* What you should do
Give only the number of lines in the records below that contain the word "with".

** BEGIN Dataset extract **

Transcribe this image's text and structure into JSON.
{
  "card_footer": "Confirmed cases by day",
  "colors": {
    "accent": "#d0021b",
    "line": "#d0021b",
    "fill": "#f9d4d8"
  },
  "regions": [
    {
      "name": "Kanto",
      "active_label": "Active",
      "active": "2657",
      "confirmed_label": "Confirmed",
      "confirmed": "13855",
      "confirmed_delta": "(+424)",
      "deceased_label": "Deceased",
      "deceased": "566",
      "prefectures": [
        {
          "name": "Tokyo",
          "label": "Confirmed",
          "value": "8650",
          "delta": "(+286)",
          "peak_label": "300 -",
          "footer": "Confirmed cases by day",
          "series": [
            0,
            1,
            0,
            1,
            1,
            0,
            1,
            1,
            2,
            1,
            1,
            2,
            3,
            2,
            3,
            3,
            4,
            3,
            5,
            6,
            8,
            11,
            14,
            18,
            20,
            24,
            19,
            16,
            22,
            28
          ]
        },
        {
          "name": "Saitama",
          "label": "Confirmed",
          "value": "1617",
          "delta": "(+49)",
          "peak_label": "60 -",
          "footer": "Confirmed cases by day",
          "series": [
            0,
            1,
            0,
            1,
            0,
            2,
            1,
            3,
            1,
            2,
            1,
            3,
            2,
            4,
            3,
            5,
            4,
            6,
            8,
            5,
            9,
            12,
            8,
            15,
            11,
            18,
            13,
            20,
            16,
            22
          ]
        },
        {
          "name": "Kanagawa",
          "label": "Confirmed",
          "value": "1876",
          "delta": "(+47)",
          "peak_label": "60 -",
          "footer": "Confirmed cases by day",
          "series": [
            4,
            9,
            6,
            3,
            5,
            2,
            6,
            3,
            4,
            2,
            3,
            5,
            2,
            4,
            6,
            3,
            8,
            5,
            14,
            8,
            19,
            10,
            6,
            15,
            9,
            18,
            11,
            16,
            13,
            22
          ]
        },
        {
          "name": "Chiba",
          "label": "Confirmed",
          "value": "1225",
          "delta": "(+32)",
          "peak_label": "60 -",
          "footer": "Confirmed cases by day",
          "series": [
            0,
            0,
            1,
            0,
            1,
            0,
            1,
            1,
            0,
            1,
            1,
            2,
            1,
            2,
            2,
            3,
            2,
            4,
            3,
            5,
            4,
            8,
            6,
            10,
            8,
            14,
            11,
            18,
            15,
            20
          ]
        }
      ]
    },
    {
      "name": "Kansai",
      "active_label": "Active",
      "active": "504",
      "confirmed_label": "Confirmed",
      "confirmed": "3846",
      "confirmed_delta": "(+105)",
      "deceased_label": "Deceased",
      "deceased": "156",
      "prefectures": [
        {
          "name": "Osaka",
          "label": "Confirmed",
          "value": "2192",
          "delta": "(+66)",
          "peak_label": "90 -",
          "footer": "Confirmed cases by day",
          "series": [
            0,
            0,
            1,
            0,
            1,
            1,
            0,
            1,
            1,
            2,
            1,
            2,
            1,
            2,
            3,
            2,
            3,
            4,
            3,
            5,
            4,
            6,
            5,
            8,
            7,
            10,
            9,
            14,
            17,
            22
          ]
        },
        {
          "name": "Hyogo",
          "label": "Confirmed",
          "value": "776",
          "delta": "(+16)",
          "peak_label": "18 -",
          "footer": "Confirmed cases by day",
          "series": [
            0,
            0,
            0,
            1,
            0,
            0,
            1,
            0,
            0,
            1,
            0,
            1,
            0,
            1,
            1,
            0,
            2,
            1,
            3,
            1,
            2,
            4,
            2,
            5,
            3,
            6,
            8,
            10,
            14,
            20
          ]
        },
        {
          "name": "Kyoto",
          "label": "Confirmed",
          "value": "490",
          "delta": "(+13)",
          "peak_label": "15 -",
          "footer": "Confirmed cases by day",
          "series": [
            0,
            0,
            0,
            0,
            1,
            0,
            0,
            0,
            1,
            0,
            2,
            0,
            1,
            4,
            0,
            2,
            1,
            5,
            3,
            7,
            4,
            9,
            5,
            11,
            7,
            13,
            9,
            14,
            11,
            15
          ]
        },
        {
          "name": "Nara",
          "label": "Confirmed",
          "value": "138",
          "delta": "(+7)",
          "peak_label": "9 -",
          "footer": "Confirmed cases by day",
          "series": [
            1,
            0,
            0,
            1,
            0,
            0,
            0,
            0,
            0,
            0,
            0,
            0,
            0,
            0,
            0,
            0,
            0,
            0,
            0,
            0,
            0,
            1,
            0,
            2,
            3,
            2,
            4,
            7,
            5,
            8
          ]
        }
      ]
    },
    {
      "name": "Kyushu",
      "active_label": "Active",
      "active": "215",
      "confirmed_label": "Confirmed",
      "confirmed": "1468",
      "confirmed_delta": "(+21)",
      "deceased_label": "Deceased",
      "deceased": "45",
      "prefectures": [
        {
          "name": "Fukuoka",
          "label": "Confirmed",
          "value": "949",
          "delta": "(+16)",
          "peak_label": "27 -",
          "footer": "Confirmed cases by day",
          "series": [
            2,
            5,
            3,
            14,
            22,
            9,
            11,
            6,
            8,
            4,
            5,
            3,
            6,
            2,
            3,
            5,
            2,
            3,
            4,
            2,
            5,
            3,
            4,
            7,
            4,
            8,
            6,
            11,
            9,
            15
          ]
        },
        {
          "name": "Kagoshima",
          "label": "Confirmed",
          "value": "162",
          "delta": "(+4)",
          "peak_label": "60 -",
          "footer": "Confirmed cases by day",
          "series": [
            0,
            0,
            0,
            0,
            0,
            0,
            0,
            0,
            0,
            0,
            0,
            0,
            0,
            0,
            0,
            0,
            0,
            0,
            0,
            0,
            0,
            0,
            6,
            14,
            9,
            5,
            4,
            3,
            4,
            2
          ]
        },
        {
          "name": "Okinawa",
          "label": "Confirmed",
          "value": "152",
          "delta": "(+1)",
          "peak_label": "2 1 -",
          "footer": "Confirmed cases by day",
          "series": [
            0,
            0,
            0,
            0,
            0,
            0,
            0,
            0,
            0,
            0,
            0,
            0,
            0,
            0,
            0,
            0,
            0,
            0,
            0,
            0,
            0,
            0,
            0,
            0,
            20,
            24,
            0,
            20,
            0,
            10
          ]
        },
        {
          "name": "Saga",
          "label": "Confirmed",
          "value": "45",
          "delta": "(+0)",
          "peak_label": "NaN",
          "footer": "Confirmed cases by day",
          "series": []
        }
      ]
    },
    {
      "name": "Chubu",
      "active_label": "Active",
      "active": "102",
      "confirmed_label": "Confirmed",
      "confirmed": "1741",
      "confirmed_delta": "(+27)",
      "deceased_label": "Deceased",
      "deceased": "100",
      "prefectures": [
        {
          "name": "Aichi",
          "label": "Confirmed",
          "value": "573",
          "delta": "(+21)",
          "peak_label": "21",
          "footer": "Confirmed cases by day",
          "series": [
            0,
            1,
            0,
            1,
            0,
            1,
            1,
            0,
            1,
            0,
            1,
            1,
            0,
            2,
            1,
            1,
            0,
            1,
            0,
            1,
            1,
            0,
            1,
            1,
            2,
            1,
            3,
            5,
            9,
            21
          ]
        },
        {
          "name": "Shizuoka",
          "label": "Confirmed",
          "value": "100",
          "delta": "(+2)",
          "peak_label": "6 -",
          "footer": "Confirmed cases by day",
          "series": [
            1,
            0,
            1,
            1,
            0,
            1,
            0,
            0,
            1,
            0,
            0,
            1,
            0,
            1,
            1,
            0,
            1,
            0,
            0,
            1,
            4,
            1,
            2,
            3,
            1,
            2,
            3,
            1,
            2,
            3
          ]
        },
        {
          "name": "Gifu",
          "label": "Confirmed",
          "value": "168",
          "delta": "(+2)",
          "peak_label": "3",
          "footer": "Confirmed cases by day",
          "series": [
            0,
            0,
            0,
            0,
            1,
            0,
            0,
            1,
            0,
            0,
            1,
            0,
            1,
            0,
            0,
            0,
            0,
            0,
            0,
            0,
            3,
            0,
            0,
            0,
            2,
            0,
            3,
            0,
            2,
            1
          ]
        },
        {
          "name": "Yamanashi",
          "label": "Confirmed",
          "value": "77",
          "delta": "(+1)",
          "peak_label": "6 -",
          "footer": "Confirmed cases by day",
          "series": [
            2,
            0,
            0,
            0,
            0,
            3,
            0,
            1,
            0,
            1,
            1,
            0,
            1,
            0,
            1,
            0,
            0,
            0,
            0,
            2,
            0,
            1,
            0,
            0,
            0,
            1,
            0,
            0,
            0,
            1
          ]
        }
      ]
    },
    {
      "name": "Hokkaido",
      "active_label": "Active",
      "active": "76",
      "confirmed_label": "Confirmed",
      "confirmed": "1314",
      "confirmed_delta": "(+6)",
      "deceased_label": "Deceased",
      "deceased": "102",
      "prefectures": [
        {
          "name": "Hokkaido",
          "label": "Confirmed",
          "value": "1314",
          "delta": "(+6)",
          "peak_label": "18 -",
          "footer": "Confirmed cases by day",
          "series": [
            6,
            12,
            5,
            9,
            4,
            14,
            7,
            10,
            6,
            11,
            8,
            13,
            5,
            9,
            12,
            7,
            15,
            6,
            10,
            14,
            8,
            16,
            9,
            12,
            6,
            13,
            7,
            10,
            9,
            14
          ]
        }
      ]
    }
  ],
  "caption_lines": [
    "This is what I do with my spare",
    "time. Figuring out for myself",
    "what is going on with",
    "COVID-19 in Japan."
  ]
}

** END Dataset extract **

* Answer to this exercise
2